**Description of the task**
Write the listing out again, all of it, word for word.

**Recorded data**
↓↓↓

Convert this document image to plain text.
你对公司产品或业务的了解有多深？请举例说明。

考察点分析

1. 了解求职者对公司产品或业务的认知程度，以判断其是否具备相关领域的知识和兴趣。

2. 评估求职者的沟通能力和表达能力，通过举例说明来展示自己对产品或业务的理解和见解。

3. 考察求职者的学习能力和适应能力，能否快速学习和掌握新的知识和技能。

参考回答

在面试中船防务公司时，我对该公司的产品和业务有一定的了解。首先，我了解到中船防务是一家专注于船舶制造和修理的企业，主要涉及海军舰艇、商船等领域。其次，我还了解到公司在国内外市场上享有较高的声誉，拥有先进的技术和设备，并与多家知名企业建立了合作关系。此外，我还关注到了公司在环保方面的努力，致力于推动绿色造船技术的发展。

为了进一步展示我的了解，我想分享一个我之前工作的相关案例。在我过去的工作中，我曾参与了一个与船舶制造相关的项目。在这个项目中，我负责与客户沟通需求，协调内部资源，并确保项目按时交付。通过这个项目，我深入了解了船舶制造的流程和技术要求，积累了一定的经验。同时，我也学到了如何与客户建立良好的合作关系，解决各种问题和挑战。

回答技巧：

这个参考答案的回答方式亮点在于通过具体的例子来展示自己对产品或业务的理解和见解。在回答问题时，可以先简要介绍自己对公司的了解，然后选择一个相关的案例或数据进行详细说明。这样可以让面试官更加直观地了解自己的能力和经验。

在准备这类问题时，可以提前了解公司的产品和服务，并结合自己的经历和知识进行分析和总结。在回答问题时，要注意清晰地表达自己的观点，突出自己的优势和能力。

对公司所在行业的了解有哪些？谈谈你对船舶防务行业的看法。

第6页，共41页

↑↑↑

**Task answer**
Convert this document image to plain text.
你对公司产品或业务的了解有多深？请举例说明。

考察点分析

1. 了解求职者对公司产品或业务的认知程度，以判断其是否具备相关领域的知识和兴趣。

2. 评估求职者的沟通能力和表达能力，通过举例说明来展示自己对产品或业务的理解和见解。

3. 考察求职者的学习能力和适应能力，能否快速学习和掌握新的知识和技能。

参考回答

在面试中船防务公司时，我对该公司的产品和业务有一定的了解。首先，我了解到中船防务是一家专注于船舶制造和修理的企业，主要涉及海军舰艇、商船等领域。其次，我还了解到公司在国内外市场上享有较高的声誉，拥有先进的技术和设备，并与多家知名企业建立了合作关系。此外，我还关注到了公司在环保方面的努力，致力于推动绿色造船技术的发展。

为了进一步展示我的了解，我想分享一个我之前工作的相关案例。在我过去的工作中，我曾参与了一个与船舶制造相关的项目。在这个项目中，我负责与客户沟通需求，协调内部资源，并确保项目按时交付。通过这个项目，我深入了解了船舶制造的流程和技术要求，积累了一定的经验。同时，我也学到了如何与客户建立良好的合作关系，解决各种问题和挑战。

回答技巧：

这个参考答案的回答方式亮点在于通过具体的例子来展示自己对产品或业务的理解和见解。在回答问题时，可以先简要介绍自己对公司的了解，然后选择一个相关的案例或数据进行详细说明。这样可以让面试官更加直观地了解自己的能力和经验。

在准备这类问题时，可以提前了解公司的产品和服务，并结合自己的经历和知识进行分析和总结。在回答问题时，要注意清晰地表达自己的观点，突出自己的优势和能力。

对公司所在行业的了解有哪些？谈谈你对船舶防务行业的看法。

第6页，共41页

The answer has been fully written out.